-------- READING PASSAGE

Ok.. well 2 weeks almost.

Honestly I almost wonder if it wasn't better for me to be away from the boards and not really spending time dwelling on WW, my circumstances, or anything else.

I am glad to have this place though to go and vent and get it out in a somewhat constructive way.

Lots of things have happened, but then again not much has changed. To my knowledge WW has not yet visited with the evaluator and I have now met with her twice. The evaluator indicated there were some difficulties scheduling with her. I'm not sure what that's about, but we all have our priorities I suppose.

The second visit went pretty well, she had some specific questions about my childhood, parenting style, values etc.. and basically went through my growing up, and spent some time discussing some of the rough changes in my life through the end of high school and beginning of college. I actually really enjoyed the conversation as she took an interesting vantage point and drew some conclusions about that really rough patch of my life that I think may help me understand it and put it better into perspective.. was kind of interesting to walk away from a visit with someone evaluating me for custody of my son and learning a few new things about myself. I really like my evaluator by the way.. she's tops.. very perceptive, and very on top of what she does. I know that she will make a very well thought out evaluation, which I believe at least will bode well for me and DS.

In my daily life though things have been BUSY.. it's difficult even to find time for sleep sometimes. DD is just so busy, as we wrapped up her middle school swim season.. the community swim club is year round though and still going 3 nights a week.. but we've dove right into volleyball and softball, not to mention all her student council and honor society stuff going on this time of year. Have I mentioned lately that I've got some FANTABULOUS kids? I'm so proud of them.

----------------
-------- DATA EXTRACT

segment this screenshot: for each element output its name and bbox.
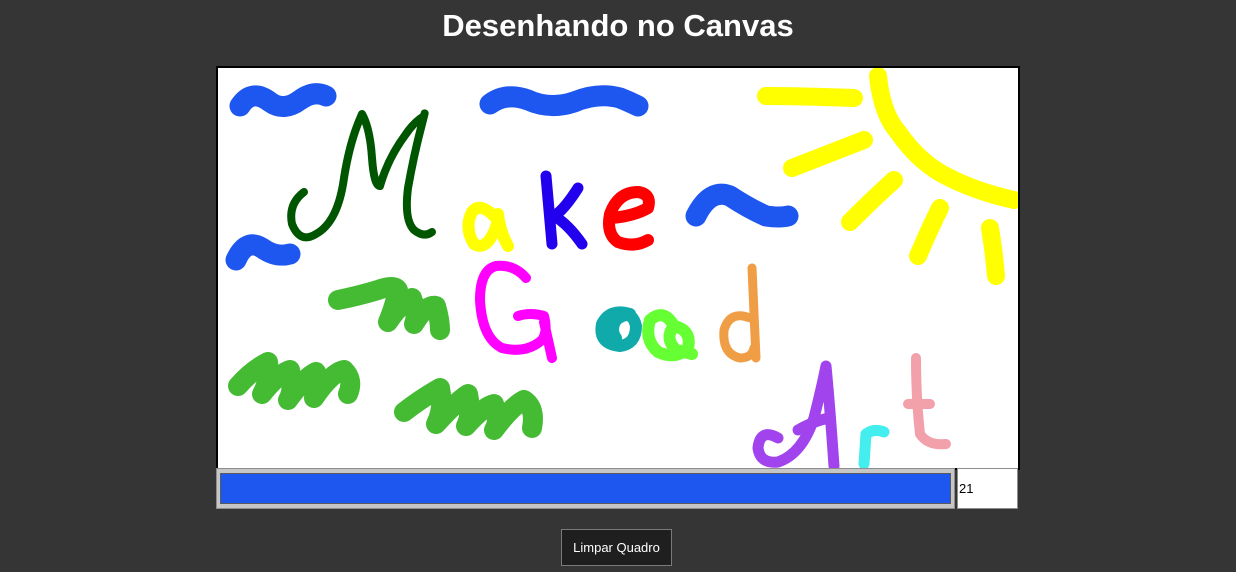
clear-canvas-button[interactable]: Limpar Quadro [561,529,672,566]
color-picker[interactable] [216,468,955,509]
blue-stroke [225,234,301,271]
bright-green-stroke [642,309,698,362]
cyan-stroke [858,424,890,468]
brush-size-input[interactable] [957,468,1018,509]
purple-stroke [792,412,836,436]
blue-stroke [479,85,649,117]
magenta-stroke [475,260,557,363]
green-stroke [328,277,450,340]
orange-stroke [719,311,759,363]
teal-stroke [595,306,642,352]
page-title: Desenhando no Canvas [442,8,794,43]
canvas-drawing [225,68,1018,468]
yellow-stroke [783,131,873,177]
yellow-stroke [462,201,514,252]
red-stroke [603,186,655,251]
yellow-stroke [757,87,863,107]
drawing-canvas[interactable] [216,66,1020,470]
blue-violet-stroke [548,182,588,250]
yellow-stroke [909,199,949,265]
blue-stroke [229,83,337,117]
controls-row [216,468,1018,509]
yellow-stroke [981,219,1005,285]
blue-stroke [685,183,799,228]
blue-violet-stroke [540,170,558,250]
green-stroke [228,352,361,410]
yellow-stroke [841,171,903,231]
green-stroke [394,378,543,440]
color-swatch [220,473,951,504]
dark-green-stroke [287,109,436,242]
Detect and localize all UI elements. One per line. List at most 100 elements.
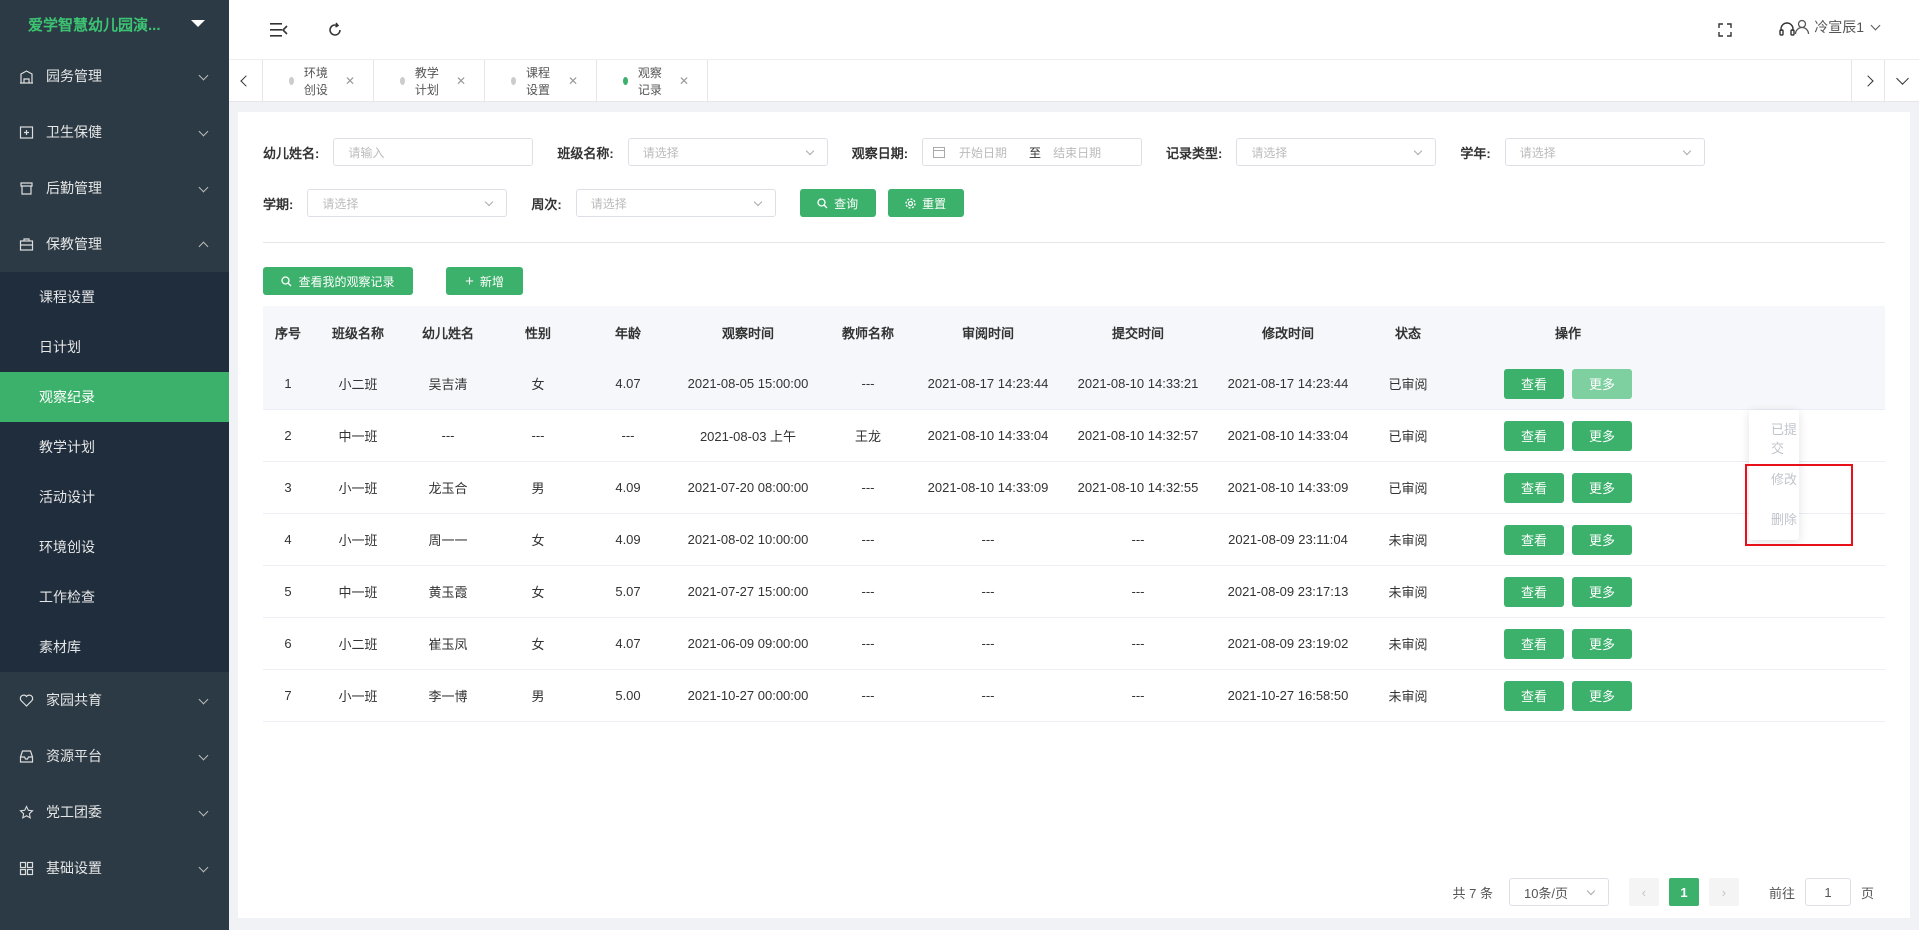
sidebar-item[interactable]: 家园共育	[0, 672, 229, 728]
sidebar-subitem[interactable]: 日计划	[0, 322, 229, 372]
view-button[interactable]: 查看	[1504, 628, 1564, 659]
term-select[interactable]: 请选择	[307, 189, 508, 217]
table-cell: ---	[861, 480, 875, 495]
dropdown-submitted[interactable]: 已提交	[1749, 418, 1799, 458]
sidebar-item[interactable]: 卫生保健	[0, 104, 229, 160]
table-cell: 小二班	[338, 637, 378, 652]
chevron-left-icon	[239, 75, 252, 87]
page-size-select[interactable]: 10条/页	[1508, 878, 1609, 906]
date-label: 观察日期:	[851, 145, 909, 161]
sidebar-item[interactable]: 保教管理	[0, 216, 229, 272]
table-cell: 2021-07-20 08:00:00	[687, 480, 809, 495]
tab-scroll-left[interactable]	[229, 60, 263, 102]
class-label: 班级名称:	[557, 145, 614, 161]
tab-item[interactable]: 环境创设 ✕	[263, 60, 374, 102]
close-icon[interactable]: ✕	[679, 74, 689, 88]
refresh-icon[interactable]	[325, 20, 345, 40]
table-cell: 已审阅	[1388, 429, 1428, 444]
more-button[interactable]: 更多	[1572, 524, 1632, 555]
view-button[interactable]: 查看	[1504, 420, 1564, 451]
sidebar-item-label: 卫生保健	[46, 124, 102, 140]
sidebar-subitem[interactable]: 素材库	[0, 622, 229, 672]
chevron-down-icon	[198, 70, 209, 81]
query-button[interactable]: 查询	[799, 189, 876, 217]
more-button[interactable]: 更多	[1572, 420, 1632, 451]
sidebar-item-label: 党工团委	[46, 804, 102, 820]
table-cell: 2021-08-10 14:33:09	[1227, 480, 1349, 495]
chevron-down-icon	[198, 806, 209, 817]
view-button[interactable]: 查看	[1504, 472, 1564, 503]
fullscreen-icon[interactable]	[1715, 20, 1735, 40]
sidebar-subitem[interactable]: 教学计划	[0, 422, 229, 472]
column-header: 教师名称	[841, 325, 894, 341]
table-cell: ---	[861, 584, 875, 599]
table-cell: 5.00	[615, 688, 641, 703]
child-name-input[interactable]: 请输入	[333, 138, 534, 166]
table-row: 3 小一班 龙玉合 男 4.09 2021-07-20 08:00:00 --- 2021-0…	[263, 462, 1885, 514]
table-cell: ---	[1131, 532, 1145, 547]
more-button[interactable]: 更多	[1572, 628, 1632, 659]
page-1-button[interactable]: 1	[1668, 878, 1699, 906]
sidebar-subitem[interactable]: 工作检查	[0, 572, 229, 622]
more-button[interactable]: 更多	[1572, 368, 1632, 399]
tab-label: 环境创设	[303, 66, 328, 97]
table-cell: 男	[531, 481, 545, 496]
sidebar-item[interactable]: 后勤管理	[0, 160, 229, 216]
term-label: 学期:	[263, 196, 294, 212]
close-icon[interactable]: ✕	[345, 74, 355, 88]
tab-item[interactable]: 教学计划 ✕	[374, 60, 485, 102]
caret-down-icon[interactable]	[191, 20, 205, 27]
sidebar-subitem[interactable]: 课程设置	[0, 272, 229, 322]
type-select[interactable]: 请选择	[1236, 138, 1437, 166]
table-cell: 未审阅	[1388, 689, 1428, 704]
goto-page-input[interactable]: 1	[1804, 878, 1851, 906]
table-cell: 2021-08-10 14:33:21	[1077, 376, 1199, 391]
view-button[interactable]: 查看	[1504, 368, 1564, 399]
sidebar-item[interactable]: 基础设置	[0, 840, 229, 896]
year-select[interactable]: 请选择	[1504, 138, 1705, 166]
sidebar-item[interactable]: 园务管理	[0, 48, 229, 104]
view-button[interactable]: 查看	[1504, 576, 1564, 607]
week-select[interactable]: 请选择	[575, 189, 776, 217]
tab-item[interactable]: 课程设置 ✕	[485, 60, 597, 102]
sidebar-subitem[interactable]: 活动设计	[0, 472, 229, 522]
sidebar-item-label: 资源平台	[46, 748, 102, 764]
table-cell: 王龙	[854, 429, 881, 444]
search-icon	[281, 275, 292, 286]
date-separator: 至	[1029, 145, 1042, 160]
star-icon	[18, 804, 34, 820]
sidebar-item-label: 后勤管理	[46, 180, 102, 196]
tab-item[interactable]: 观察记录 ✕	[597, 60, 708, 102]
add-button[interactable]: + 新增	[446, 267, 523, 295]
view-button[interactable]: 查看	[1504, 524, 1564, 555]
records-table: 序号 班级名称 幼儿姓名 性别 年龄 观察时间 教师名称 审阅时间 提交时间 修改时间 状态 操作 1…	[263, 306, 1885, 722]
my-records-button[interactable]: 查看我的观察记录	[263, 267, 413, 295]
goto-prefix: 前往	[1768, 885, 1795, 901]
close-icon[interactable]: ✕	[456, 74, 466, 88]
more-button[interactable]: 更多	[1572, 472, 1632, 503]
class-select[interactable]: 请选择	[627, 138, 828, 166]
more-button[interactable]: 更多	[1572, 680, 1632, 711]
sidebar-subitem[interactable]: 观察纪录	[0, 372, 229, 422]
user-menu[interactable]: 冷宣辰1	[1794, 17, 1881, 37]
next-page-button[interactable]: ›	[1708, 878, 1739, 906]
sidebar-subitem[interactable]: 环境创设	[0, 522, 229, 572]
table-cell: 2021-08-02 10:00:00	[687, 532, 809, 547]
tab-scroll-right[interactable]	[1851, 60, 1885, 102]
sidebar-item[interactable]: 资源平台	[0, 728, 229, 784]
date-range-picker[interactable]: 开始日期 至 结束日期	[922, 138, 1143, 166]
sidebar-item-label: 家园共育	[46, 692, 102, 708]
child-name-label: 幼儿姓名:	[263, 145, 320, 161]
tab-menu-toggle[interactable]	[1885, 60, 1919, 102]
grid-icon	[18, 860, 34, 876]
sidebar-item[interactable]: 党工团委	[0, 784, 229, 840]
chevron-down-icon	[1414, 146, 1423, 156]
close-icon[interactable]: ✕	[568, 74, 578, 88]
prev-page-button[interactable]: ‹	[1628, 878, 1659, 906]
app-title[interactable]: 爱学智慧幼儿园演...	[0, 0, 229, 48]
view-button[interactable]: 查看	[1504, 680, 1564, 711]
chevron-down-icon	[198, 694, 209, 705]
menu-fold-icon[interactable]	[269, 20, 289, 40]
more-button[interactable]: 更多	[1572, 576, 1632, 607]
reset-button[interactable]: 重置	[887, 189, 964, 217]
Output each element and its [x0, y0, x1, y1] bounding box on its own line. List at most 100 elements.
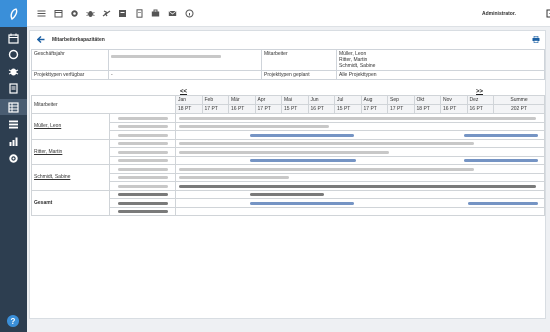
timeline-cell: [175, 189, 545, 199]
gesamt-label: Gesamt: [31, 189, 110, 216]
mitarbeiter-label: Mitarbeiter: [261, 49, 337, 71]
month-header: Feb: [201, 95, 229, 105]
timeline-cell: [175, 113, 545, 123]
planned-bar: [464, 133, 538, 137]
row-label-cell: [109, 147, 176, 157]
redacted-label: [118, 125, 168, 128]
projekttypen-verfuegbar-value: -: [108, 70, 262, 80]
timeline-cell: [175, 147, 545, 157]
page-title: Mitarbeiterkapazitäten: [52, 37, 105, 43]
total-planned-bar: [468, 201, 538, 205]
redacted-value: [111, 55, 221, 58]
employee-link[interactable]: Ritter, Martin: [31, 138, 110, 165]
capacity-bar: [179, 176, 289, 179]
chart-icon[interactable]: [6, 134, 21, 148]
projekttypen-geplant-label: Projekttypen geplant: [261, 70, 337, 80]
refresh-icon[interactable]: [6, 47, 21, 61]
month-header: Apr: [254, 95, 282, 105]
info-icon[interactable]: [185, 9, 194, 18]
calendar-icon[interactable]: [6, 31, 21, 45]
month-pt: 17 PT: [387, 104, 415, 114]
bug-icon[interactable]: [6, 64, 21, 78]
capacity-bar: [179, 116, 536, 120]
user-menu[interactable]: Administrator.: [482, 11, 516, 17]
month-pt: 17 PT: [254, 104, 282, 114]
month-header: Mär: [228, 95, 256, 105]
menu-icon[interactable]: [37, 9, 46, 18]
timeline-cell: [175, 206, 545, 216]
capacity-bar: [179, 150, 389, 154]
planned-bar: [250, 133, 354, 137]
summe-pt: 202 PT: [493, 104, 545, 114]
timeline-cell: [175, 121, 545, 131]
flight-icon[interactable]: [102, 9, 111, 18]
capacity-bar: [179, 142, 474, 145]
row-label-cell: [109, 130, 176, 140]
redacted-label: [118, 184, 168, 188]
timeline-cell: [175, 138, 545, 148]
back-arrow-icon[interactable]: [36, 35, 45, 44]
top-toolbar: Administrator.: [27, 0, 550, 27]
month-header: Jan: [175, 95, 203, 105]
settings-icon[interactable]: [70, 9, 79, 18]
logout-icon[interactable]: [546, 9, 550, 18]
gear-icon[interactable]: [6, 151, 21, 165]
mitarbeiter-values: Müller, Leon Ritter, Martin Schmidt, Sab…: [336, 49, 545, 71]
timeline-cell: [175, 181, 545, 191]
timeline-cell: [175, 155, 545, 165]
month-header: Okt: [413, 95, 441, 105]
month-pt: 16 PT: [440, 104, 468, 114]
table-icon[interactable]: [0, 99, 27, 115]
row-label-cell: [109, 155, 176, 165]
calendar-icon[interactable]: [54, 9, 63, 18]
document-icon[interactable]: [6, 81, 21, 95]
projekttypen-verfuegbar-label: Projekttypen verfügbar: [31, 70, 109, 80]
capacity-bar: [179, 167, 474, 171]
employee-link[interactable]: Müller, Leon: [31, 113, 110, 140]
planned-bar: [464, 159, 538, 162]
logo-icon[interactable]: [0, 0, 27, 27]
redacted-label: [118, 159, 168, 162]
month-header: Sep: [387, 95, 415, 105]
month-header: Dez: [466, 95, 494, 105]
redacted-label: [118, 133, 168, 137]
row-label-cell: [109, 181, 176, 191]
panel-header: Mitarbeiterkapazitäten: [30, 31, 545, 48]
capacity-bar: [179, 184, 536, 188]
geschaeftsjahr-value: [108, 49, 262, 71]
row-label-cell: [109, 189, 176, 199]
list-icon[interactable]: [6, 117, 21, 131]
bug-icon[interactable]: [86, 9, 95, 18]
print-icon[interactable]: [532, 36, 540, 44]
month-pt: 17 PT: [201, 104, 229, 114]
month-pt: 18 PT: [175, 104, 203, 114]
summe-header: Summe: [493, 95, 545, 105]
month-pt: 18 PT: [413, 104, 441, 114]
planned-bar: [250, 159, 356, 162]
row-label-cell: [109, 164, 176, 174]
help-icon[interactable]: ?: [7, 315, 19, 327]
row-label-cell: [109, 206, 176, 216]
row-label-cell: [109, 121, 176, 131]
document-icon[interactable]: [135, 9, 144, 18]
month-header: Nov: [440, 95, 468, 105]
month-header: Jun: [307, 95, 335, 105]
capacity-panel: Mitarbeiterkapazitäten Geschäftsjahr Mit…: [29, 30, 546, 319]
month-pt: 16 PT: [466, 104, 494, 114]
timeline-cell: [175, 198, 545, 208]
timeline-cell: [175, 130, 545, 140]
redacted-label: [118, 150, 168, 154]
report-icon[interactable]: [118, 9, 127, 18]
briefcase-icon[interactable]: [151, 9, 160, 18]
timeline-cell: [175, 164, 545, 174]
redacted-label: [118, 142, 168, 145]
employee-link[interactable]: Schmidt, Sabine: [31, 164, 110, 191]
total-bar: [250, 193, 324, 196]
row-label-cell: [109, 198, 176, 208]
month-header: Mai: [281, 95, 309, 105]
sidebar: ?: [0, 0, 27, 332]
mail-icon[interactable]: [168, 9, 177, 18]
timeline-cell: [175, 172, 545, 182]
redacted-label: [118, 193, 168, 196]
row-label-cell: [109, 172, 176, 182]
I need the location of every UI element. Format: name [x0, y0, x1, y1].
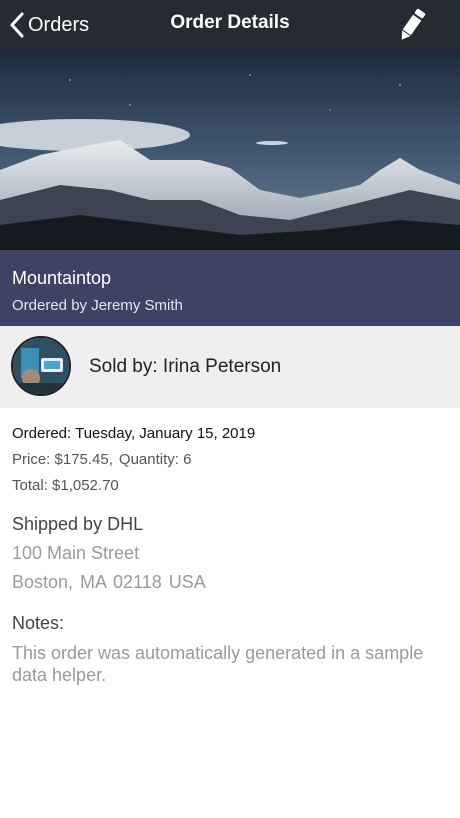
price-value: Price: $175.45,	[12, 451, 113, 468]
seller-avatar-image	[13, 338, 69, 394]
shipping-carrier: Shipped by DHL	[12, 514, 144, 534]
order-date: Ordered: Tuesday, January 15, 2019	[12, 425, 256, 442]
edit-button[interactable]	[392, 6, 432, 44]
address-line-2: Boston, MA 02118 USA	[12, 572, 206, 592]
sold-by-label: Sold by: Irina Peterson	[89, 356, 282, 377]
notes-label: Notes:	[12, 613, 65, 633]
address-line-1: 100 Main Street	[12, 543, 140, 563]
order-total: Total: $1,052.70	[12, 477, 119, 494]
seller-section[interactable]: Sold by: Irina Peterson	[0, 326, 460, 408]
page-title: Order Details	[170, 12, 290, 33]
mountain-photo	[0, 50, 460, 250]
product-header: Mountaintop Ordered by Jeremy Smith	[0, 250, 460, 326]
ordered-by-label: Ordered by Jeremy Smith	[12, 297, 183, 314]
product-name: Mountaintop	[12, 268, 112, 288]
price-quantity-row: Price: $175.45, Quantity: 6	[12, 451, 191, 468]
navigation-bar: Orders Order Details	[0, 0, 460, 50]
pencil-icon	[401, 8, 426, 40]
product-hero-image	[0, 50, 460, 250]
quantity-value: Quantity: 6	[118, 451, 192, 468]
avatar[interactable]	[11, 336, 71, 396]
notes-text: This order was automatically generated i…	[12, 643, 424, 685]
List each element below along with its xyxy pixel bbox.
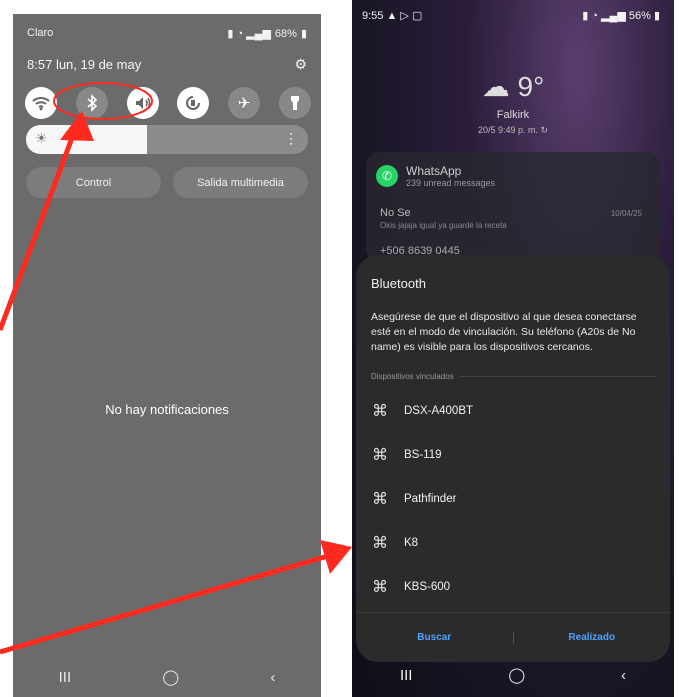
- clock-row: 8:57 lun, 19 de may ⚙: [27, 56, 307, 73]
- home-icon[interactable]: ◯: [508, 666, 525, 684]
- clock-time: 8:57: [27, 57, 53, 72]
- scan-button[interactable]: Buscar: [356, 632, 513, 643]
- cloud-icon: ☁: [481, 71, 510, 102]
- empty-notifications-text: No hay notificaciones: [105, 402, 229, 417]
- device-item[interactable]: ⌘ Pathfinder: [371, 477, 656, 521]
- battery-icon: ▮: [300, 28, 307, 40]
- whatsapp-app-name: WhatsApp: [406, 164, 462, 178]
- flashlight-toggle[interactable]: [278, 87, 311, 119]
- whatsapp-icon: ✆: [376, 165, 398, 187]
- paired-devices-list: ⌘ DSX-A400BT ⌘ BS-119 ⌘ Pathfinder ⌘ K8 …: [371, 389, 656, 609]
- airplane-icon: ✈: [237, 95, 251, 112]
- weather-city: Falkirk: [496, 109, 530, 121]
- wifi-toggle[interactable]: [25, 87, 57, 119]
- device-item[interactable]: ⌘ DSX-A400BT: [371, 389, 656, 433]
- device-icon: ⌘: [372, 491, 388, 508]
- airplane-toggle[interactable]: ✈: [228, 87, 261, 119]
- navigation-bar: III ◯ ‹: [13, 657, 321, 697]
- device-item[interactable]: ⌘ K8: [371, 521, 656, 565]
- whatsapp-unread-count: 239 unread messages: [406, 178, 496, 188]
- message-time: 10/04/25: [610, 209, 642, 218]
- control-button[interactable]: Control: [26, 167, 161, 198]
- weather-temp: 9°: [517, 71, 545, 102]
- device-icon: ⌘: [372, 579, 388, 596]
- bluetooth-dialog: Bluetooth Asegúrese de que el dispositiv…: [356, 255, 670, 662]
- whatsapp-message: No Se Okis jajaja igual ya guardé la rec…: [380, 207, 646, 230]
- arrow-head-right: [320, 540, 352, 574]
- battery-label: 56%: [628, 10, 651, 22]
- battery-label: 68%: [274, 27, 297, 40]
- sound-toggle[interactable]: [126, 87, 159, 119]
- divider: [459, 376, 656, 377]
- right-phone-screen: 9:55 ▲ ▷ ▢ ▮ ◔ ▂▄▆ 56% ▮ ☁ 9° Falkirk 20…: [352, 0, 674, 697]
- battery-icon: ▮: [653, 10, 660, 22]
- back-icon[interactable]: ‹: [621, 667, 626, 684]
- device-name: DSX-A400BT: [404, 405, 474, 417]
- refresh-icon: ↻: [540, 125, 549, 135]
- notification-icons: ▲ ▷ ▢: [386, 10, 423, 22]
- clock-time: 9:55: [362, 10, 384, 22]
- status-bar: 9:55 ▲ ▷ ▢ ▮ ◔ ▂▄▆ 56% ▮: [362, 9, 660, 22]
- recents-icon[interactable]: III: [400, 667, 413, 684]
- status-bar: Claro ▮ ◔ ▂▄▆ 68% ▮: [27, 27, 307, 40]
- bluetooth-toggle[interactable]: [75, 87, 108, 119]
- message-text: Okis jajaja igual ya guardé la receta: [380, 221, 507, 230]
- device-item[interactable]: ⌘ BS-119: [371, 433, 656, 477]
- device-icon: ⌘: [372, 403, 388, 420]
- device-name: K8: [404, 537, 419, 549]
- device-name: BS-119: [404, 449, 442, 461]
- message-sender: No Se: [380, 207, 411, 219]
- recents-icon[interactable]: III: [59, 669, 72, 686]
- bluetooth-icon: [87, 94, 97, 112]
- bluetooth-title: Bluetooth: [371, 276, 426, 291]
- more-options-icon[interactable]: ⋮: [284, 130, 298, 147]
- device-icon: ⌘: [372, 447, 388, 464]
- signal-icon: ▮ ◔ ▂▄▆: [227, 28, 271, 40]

----------------

BRIEF:
According to the custody post, how many nights a week does the community swim club still meet?

PROBLEM SOLUTION:
Three nights a week.